**Brief**
List the lines of this listing that hold the word "watermark".

"""

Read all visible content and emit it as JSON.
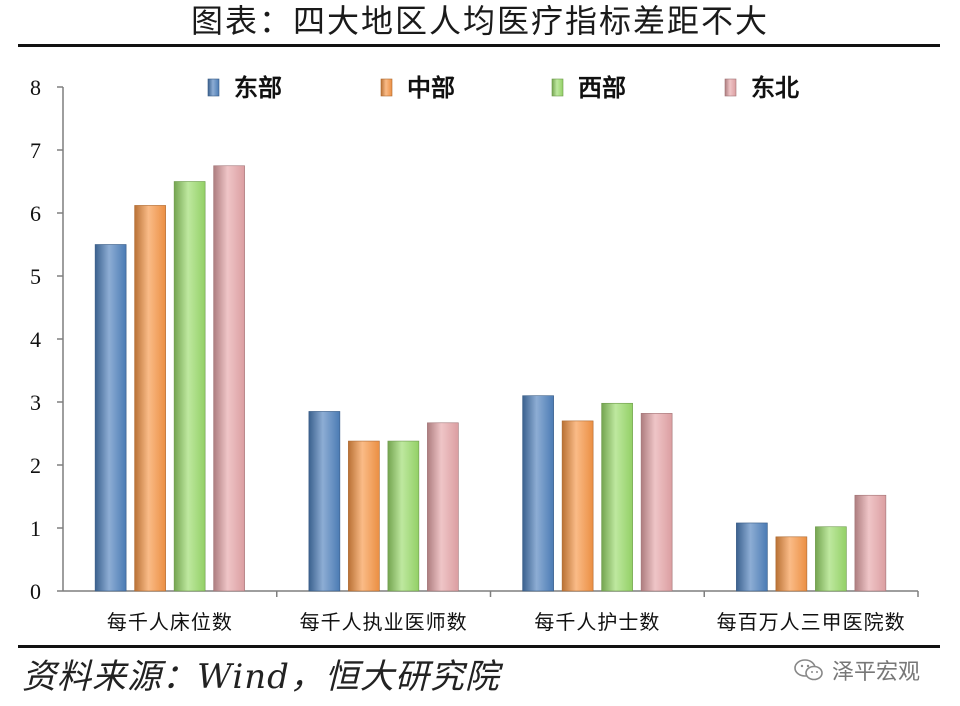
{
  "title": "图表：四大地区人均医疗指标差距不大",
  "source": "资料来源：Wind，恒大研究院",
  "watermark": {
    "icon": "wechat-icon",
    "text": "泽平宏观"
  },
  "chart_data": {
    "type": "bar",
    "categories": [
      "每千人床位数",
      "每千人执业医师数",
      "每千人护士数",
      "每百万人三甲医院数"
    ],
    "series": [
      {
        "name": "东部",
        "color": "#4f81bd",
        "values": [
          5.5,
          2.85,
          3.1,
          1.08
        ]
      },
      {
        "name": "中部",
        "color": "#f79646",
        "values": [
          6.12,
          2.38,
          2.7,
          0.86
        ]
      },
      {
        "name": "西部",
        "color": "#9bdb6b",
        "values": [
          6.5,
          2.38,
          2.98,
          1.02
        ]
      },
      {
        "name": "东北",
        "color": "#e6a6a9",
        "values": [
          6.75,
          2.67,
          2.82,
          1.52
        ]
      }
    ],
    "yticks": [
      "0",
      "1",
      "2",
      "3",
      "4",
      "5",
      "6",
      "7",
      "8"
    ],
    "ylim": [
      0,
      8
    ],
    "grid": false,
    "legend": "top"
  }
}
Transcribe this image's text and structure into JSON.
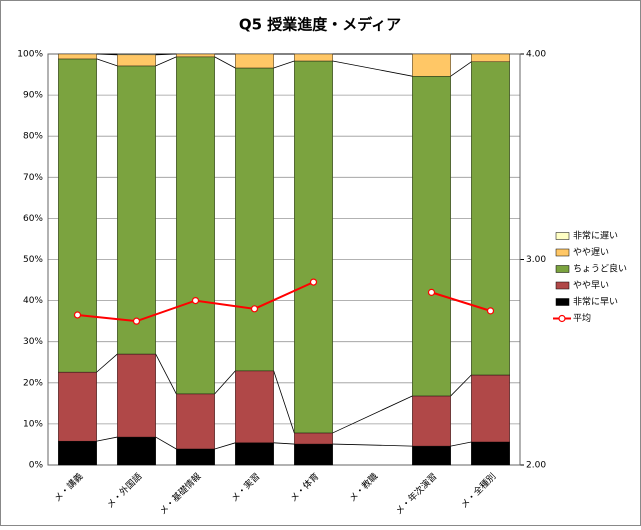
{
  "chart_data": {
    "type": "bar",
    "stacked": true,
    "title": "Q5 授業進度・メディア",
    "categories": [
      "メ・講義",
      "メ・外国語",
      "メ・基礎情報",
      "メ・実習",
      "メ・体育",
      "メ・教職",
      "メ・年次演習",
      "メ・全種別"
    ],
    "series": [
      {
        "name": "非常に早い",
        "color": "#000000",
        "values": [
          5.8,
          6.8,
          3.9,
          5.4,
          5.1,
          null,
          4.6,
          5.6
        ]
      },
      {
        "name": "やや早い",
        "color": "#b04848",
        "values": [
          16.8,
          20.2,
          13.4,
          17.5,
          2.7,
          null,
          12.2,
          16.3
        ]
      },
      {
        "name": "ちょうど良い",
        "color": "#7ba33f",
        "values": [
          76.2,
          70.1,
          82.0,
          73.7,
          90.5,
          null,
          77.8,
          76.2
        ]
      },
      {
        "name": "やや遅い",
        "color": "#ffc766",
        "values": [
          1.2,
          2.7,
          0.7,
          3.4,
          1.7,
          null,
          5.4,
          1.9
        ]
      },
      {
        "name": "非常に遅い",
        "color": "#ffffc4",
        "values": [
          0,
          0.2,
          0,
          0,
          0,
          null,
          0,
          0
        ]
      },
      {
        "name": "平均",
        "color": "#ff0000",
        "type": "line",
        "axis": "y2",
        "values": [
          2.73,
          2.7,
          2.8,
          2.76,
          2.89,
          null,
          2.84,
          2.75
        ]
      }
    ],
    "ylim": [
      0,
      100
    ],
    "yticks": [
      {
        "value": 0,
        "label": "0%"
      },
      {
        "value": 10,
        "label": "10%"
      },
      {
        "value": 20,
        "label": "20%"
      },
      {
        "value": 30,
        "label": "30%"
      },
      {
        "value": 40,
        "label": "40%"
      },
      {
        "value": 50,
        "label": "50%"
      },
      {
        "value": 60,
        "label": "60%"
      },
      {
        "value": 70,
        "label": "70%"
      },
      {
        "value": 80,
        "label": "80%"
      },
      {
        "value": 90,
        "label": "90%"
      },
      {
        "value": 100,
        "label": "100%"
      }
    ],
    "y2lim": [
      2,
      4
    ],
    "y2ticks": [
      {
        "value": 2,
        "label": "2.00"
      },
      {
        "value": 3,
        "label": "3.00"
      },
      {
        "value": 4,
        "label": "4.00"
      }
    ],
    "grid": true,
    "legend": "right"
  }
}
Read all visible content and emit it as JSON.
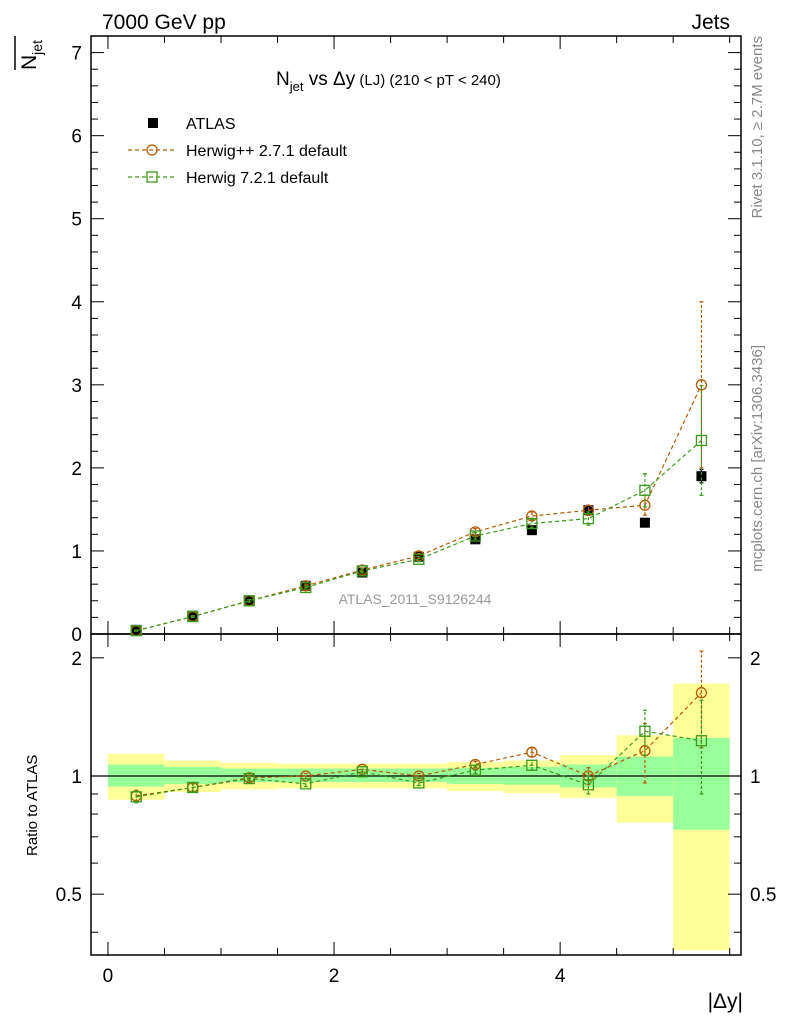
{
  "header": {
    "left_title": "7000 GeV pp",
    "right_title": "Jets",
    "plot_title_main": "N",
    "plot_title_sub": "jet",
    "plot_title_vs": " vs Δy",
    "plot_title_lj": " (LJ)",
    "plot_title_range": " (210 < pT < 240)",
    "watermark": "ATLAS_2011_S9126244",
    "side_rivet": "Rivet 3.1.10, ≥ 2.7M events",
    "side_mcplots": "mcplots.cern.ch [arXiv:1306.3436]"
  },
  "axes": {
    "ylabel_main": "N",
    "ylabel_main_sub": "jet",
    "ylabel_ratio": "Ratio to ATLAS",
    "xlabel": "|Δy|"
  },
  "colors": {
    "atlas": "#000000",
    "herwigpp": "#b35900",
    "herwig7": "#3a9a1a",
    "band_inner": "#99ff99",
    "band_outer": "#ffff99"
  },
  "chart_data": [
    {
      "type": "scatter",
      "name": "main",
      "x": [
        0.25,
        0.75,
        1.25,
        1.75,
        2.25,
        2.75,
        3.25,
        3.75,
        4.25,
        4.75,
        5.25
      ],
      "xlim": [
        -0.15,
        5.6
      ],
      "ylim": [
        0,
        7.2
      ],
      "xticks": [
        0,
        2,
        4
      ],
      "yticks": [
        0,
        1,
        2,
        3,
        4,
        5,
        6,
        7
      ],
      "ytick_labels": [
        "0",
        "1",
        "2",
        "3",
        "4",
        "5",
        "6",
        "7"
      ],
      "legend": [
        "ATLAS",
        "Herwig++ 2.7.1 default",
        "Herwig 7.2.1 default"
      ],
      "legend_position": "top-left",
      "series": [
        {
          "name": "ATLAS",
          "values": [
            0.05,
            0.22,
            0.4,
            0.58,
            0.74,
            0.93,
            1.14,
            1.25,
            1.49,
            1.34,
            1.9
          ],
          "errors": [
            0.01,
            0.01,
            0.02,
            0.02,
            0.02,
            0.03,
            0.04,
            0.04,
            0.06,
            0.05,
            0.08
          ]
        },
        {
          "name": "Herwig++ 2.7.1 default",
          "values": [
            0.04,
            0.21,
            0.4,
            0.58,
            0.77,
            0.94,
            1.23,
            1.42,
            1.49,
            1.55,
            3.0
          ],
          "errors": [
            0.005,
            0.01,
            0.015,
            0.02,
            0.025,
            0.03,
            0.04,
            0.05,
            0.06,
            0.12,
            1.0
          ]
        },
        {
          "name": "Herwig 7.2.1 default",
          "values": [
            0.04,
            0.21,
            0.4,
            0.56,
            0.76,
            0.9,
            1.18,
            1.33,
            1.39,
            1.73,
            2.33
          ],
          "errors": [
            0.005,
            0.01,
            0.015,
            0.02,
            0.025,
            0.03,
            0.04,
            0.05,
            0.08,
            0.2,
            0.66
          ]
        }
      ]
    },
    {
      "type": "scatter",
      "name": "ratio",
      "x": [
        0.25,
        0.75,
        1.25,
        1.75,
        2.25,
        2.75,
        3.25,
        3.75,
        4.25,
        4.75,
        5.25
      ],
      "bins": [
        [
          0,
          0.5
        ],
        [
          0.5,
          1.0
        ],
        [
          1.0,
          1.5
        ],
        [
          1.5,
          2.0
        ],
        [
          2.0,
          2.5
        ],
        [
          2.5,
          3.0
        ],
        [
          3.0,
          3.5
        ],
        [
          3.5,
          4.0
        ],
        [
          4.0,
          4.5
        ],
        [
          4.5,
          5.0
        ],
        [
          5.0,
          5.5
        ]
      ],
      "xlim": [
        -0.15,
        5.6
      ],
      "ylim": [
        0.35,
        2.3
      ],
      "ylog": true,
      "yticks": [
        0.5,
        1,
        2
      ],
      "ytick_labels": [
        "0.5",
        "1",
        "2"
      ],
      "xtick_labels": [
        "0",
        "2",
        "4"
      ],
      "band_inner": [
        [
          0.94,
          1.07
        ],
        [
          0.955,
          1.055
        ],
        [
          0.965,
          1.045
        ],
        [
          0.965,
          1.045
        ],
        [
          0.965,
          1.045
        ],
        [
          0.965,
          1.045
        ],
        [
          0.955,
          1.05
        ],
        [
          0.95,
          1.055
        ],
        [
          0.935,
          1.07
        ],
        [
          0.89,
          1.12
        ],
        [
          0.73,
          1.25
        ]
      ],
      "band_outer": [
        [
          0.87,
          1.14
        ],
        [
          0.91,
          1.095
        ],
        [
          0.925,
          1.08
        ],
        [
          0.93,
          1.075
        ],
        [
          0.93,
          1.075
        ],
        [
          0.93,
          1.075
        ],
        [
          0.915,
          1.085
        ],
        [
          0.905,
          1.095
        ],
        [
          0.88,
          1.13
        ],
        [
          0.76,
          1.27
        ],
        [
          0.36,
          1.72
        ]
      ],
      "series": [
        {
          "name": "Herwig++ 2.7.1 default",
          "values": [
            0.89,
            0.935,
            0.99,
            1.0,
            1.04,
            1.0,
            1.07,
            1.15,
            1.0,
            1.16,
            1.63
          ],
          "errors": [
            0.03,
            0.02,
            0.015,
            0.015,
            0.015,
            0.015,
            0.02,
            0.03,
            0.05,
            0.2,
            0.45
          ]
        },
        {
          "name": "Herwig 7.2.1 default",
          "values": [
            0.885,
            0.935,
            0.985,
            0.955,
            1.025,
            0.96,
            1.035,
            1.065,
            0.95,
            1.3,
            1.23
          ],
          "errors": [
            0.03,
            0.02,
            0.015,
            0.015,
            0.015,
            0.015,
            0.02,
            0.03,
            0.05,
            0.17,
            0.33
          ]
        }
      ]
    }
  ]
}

"""

**Exercise solution**
  "watermark": {
    "watermark": "ATLAS_2011_S9126244",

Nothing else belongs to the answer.